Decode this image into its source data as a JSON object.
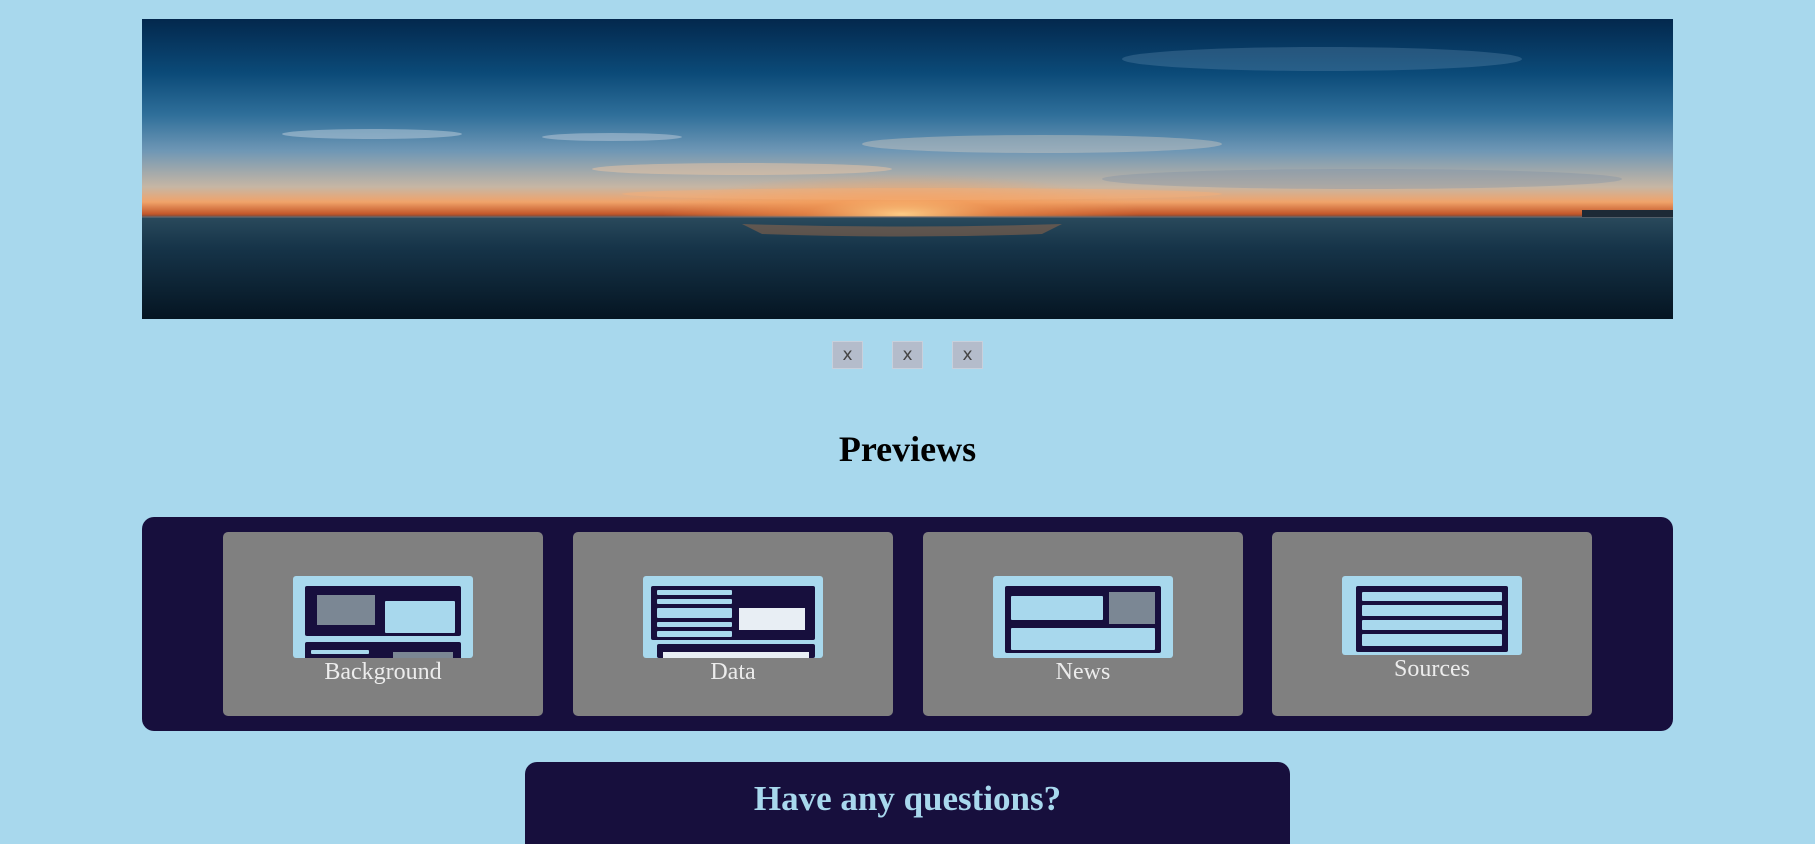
{
  "hero": {
    "alt": "Ocean sunset panorama"
  },
  "slider": {
    "thumbs": [
      {
        "icon": "broken-image-icon",
        "glyph": "x"
      },
      {
        "icon": "broken-image-icon",
        "glyph": "x"
      },
      {
        "icon": "broken-image-icon",
        "glyph": "x"
      }
    ]
  },
  "previews": {
    "title": "Previews",
    "cards": [
      {
        "label": "Background"
      },
      {
        "label": "Data"
      },
      {
        "label": "News"
      },
      {
        "label": "Sources"
      }
    ]
  },
  "questions": {
    "title": "Have any questions?"
  },
  "colors": {
    "page_bg": "#a8d8ed",
    "panel_bg": "#170f3d",
    "card_bg": "#808080",
    "card_label": "#ececec",
    "questions_title": "#a8d8ed"
  }
}
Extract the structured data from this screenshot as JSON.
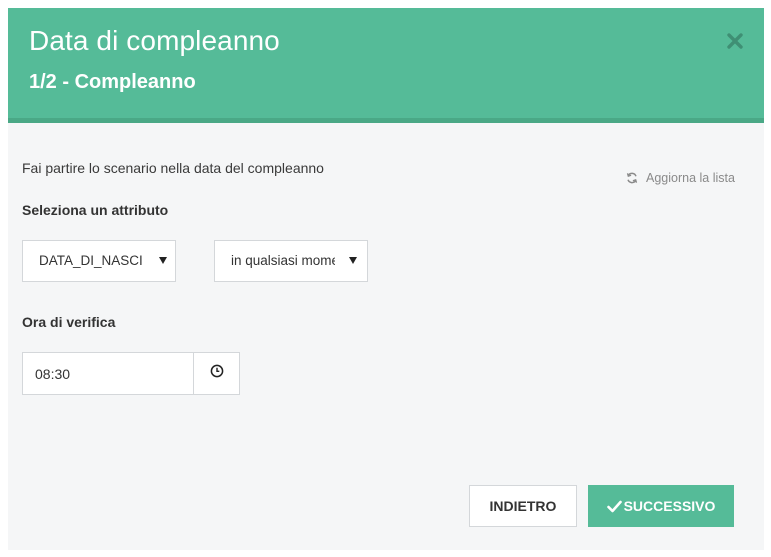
{
  "modal": {
    "title": "Data di compleanno",
    "subtitle": "1/2 - Compleanno",
    "close_icon": "close-icon"
  },
  "body": {
    "intro": "Fai partire lo scenario nella data del compleanno",
    "refresh_label": "Aggiorna la lista",
    "refresh_icon": "refresh-icon",
    "attribute_label": "Seleziona un attributo",
    "attribute_select": "DATA_DI_NASCITA",
    "when_select": "in qualsiasi momento",
    "time_label": "Ora di verifica",
    "time_value": "08:30",
    "clock_icon": "clock-icon"
  },
  "footer": {
    "back_label": "INDIETRO",
    "next_label": "SUCCESSIVO",
    "next_icon": "check-icon"
  },
  "colors": {
    "header": "#55bb98",
    "background": "#f5f6f7"
  }
}
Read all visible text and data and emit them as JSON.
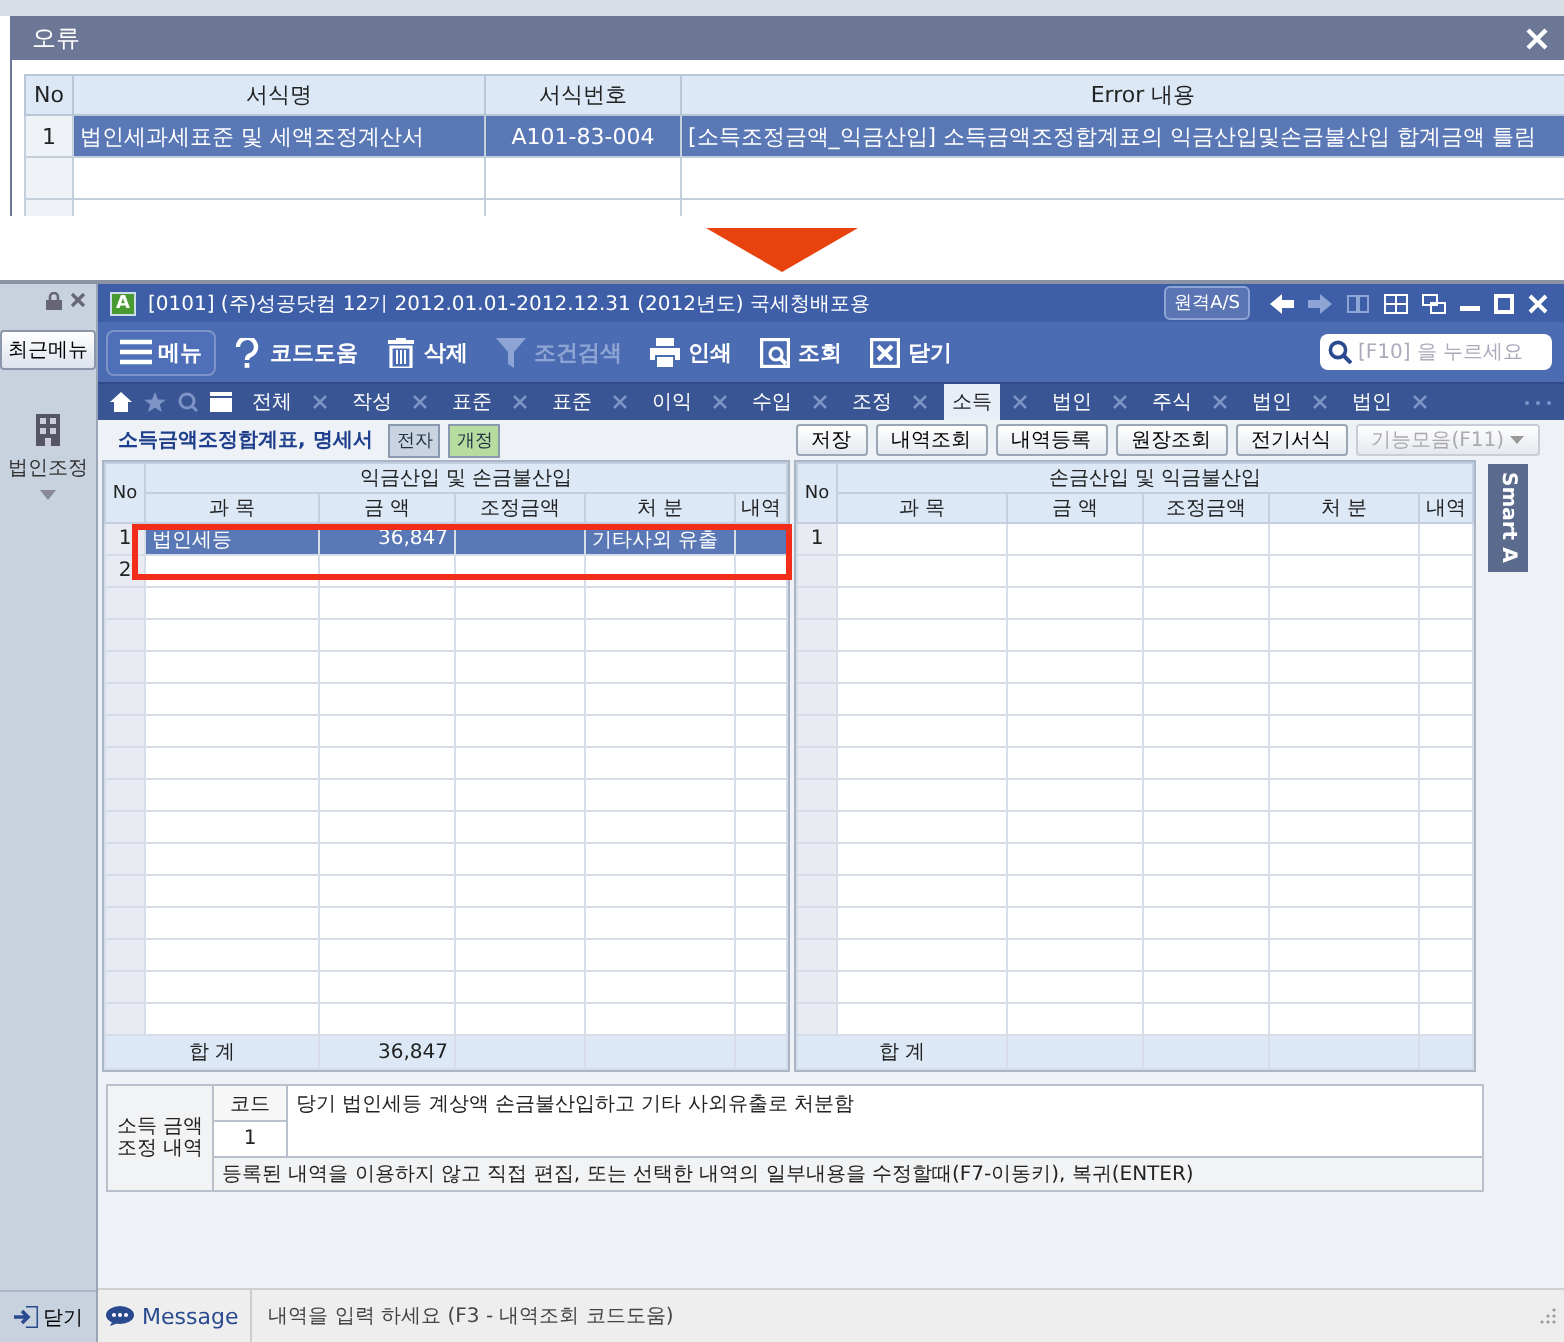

- - - - - - -

**Requirement**
Copy each line exactly, and leave the pictures out of your copy.

**Task result**
Decode this image into its source data as a JSON object.
{
  "hero": {
    "alt": "Ocean sunset panorama"
  },
  "slider": {
    "thumbs": [
      {
        "icon": "broken-image-icon",
        "glyph": "x"
      },
      {
        "icon": "broken-image-icon",
        "glyph": "x"
      },
      {
        "icon": "broken-image-icon",
        "glyph": "x"
      }
    ]
  },
  "previews": {
    "title": "Previews",
    "cards": [
      {
        "label": "Background"
      },
      {
        "label": "Data"
      },
      {
        "label": "News"
      },
      {
        "label": "Sources"
      }
    ]
  },
  "questions": {
    "title": "Have any questions?"
  },
  "colors": {
    "page_bg": "#a8d8ed",
    "panel_bg": "#170f3d",
    "card_bg": "#808080",
    "card_label": "#ececec",
    "questions_title": "#a8d8ed"
  }
}
Extract the structured data from this screenshot as JSON.
{
  "modal": {
    "title": "Data di compleanno",
    "subtitle": "1/2 - Compleanno",
    "close_icon": "close-icon"
  },
  "body": {
    "intro": "Fai partire lo scenario nella data del compleanno",
    "refresh_label": "Aggiorna la lista",
    "refresh_icon": "refresh-icon",
    "attribute_label": "Seleziona un attributo",
    "attribute_select": "DATA_DI_NASCITA",
    "when_select": "in qualsiasi momento",
    "time_label": "Ora di verifica",
    "time_value": "08:30",
    "clock_icon": "clock-icon"
  },
  "footer": {
    "back_label": "INDIETRO",
    "next_label": "SUCCESSIVO",
    "next_icon": "check-icon"
  },
  "colors": {
    "header": "#55bb98",
    "background": "#f5f6f7"
  }
}
Read all visible text and data and emit them as JSON.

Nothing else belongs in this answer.